■ What you are asked to do: For every line in the records that has the word "detached", make a copy.

Begin Records supplied

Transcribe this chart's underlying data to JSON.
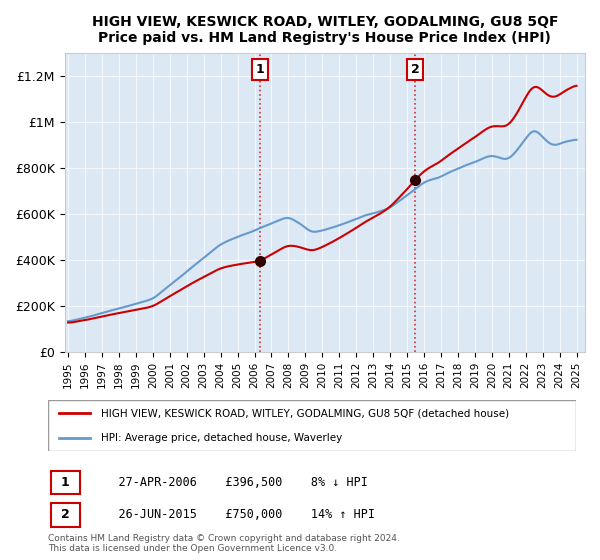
{
  "title": "HIGH VIEW, KESWICK ROAD, WITLEY, GODALMING, GU8 5QF",
  "subtitle": "Price paid vs. HM Land Registry's House Price Index (HPI)",
  "ylabel_ticks": [
    "£0",
    "£200K",
    "£400K",
    "£600K",
    "£800K",
    "£1M",
    "£1.2M"
  ],
  "ylim": [
    0,
    1300000
  ],
  "xlim_start": 1995,
  "xlim_end": 2025.5,
  "background_color": "#dce9f5",
  "plot_bg_color": "#dce9f5",
  "sale1_year": 2006.32,
  "sale1_price": 396500,
  "sale1_label": "1",
  "sale2_year": 2015.49,
  "sale2_price": 750000,
  "sale2_label": "2",
  "legend_line1": "HIGH VIEW, KESWICK ROAD, WITLEY, GODALMING, GU8 5QF (detached house)",
  "legend_line2": "HPI: Average price, detached house, Waverley",
  "table_row1": "1    27-APR-2006    £396,500    8% ↓ HPI",
  "table_row2": "2    26-JUN-2015    £750,000    14% ↑ HPI",
  "footer": "Contains HM Land Registry data © Crown copyright and database right 2024.\nThis data is licensed under the Open Government Licence v3.0.",
  "red_color": "#cc0000",
  "blue_color": "#6699cc",
  "vline_color": "#cc0000"
}
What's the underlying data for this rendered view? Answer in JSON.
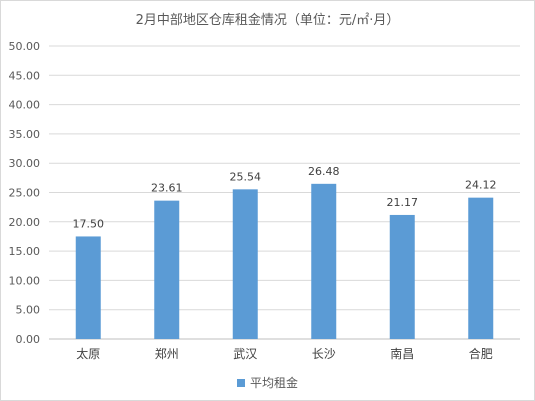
{
  "chart_data": {
    "type": "bar",
    "title": "2月中部地区仓库租金情况（单位：元/㎡·月）",
    "xlabel": "",
    "ylabel": "",
    "categories": [
      "太原",
      "郑州",
      "武汉",
      "长沙",
      "南昌",
      "合肥"
    ],
    "series": [
      {
        "name": "平均租金",
        "values": [
          17.5,
          23.61,
          25.54,
          26.48,
          21.17,
          24.12
        ],
        "color": "#5b9bd5"
      }
    ],
    "data_labels": [
      "17.50",
      "23.61",
      "25.54",
      "26.48",
      "21.17",
      "24.12"
    ],
    "ylim": [
      0,
      50
    ],
    "yticks": [
      "0.00",
      "5.00",
      "10.00",
      "15.00",
      "20.00",
      "25.00",
      "30.00",
      "35.00",
      "40.00",
      "45.00",
      "50.00"
    ],
    "grid": true,
    "legend_position": "bottom"
  }
}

End Records supplied

■ Task answer:
  "legend_line1": "HIGH VIEW, KESWICK ROAD, WITLEY, GODALMING, GU8 5QF (detached house)",
  "legend_line2": "HPI: Average price, detached house, Waverley",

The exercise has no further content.